Collected data entries
----
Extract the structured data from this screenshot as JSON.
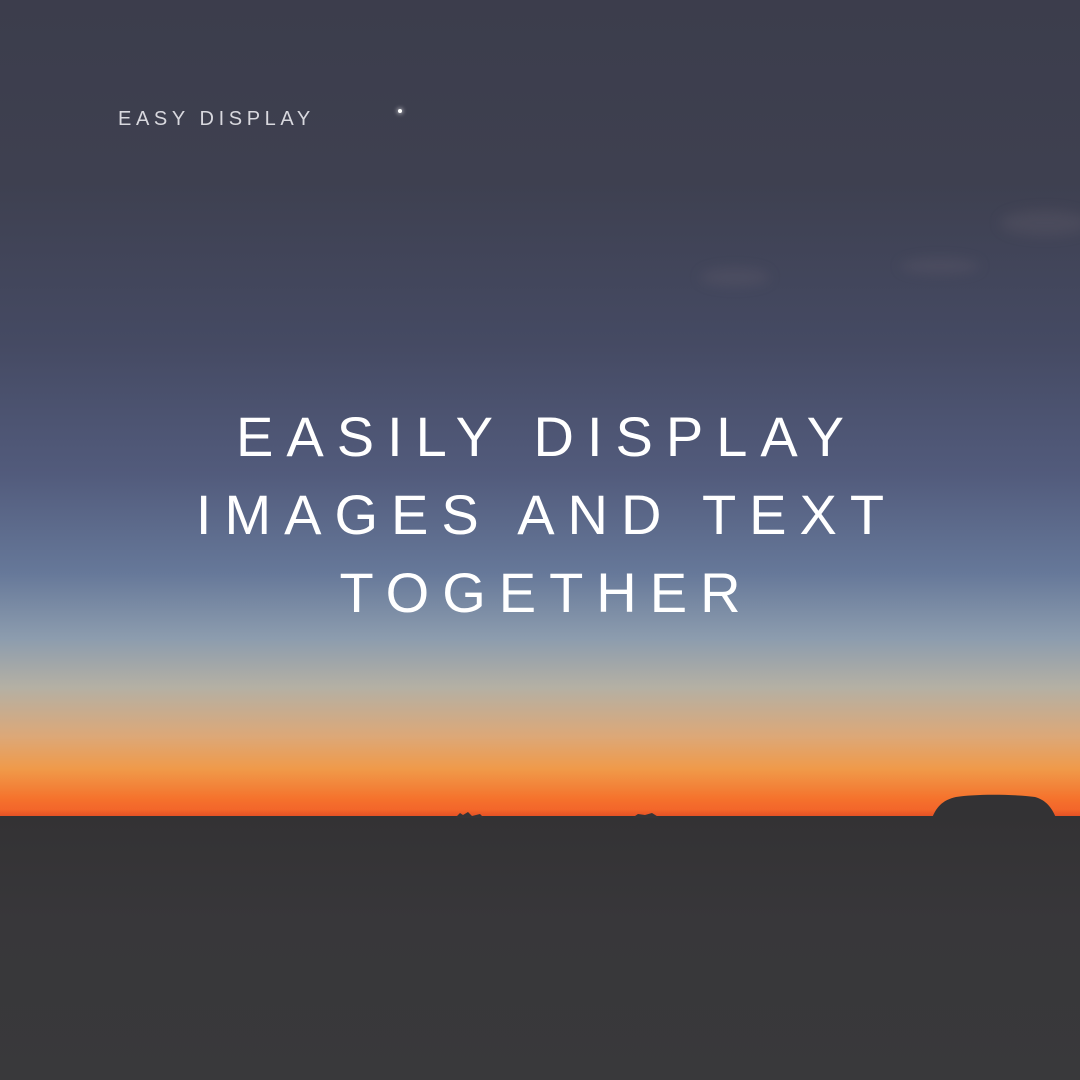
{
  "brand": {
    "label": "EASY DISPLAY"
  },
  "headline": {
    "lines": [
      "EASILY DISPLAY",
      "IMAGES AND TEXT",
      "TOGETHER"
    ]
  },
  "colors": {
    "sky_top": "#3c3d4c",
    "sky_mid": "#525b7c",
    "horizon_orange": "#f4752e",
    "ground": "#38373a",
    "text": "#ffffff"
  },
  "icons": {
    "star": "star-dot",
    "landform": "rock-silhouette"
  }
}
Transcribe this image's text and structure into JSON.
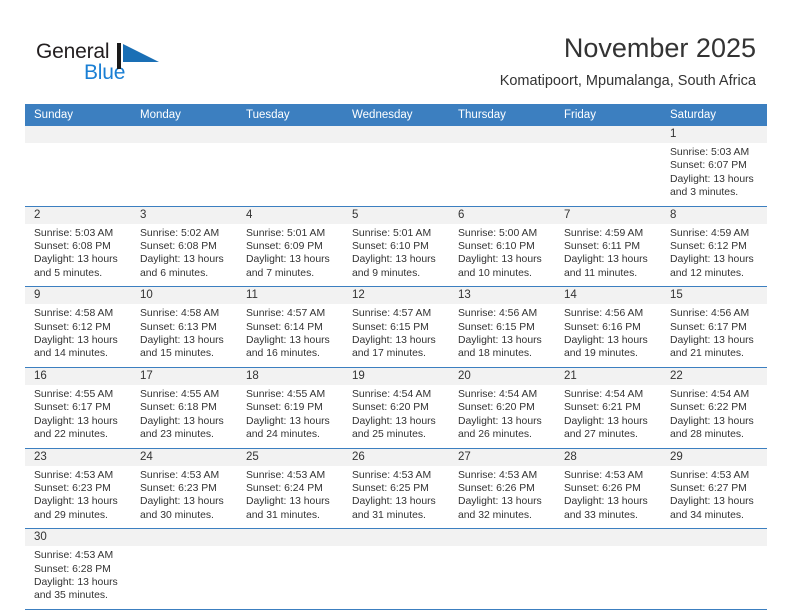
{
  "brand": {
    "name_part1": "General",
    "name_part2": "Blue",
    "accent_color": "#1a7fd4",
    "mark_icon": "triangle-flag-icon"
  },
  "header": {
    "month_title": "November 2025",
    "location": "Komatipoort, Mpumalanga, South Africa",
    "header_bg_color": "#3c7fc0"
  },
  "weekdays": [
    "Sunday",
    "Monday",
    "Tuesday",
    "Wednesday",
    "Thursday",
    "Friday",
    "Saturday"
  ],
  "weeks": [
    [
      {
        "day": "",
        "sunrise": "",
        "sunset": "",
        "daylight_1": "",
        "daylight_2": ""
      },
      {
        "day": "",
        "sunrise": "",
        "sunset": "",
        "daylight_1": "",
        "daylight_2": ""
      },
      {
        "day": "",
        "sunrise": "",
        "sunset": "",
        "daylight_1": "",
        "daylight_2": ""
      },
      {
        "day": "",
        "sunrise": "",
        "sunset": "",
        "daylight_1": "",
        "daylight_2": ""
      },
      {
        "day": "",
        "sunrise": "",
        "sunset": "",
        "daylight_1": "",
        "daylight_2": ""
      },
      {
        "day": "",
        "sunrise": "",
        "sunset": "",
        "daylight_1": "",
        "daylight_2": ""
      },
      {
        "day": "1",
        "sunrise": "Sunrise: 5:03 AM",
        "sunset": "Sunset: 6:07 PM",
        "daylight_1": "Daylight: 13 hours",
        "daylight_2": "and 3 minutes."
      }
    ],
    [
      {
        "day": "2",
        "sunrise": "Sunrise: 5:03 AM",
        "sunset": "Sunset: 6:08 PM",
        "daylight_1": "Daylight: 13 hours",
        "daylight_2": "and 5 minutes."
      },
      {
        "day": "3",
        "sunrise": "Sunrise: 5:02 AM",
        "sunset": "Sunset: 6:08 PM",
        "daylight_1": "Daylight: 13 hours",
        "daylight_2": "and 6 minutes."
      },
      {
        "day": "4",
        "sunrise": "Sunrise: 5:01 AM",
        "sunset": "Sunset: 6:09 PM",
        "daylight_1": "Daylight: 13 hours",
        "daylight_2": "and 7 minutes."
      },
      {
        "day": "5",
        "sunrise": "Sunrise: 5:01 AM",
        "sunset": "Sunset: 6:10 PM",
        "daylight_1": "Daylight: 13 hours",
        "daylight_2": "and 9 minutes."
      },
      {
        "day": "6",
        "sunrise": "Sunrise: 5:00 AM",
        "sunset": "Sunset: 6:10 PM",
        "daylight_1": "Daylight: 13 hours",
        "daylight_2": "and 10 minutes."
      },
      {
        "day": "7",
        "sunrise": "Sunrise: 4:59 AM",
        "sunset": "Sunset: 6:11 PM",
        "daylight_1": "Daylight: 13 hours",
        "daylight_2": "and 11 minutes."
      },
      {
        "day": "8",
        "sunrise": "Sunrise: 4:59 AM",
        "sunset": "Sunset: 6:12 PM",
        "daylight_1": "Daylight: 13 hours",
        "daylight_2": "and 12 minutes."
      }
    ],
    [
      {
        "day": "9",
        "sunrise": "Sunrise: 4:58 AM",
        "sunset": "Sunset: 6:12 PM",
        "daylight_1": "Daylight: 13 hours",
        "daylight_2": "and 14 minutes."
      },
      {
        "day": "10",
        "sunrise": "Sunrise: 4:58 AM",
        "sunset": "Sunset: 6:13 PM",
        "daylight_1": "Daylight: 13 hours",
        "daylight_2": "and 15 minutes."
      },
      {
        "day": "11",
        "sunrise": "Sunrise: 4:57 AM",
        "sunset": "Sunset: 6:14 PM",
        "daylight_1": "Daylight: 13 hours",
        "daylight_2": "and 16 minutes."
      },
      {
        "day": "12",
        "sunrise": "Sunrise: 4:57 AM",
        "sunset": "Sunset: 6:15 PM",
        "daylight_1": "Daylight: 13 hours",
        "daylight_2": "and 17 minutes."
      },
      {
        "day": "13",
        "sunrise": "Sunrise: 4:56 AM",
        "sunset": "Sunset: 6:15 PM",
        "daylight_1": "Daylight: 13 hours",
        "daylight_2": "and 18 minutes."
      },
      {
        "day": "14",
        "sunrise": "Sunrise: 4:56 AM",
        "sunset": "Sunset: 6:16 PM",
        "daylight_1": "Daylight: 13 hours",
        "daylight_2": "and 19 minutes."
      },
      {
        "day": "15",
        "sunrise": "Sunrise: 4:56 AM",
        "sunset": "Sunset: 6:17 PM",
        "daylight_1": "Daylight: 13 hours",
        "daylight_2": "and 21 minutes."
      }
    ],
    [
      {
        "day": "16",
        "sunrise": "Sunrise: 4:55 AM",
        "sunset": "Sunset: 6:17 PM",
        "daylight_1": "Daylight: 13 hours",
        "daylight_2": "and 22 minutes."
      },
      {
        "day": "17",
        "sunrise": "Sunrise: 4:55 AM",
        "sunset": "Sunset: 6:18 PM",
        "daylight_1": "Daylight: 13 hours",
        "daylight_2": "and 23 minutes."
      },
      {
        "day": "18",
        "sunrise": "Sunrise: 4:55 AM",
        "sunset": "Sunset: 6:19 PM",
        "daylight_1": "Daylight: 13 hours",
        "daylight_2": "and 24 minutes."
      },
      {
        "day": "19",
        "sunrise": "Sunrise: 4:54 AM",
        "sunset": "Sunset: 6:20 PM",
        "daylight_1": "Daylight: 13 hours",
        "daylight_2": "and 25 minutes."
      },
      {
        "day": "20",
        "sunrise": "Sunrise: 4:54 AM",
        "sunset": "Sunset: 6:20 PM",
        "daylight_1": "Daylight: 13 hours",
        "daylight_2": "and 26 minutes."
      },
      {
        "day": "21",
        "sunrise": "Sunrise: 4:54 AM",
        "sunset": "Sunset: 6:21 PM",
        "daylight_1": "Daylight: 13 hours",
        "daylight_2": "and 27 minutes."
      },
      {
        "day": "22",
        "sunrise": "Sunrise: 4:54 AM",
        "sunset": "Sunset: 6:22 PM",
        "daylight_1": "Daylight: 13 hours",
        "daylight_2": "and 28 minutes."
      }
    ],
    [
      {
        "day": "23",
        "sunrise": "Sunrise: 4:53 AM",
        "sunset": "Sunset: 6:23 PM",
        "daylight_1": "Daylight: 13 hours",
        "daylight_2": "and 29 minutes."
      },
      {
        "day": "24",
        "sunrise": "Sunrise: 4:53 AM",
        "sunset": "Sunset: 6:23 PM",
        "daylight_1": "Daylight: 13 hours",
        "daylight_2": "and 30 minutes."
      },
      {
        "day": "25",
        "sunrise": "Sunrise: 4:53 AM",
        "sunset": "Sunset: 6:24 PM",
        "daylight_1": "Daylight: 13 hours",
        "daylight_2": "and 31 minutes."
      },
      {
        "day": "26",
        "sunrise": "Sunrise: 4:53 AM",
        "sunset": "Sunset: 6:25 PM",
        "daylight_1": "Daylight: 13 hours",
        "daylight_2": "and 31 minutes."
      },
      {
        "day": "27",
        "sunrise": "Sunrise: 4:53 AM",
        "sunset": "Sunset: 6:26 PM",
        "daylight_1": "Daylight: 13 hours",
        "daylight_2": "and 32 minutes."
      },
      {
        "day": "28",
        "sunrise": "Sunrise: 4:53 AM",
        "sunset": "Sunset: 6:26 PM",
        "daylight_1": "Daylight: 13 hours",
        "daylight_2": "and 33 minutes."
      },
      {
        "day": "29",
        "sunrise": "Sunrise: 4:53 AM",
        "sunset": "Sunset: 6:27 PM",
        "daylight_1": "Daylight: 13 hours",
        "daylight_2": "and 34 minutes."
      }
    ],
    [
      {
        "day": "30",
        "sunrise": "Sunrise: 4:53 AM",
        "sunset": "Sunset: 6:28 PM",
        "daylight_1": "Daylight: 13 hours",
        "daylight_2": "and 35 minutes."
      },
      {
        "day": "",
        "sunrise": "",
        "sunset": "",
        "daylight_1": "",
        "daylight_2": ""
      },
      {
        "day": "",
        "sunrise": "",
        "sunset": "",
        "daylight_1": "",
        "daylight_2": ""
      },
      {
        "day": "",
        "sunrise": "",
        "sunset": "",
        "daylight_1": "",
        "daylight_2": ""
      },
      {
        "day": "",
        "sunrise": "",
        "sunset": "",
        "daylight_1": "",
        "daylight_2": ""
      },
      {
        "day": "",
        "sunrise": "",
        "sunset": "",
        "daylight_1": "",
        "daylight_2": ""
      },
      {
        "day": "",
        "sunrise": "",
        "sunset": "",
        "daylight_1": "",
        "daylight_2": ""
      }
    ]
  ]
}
----
*Problem*. Within the material above, find the lines that contain the word "JSON"; copy them.

*Result of this task*.
Extract the structured data from this screenshot as JSON.
Transcribe this image's text and structure into JSON.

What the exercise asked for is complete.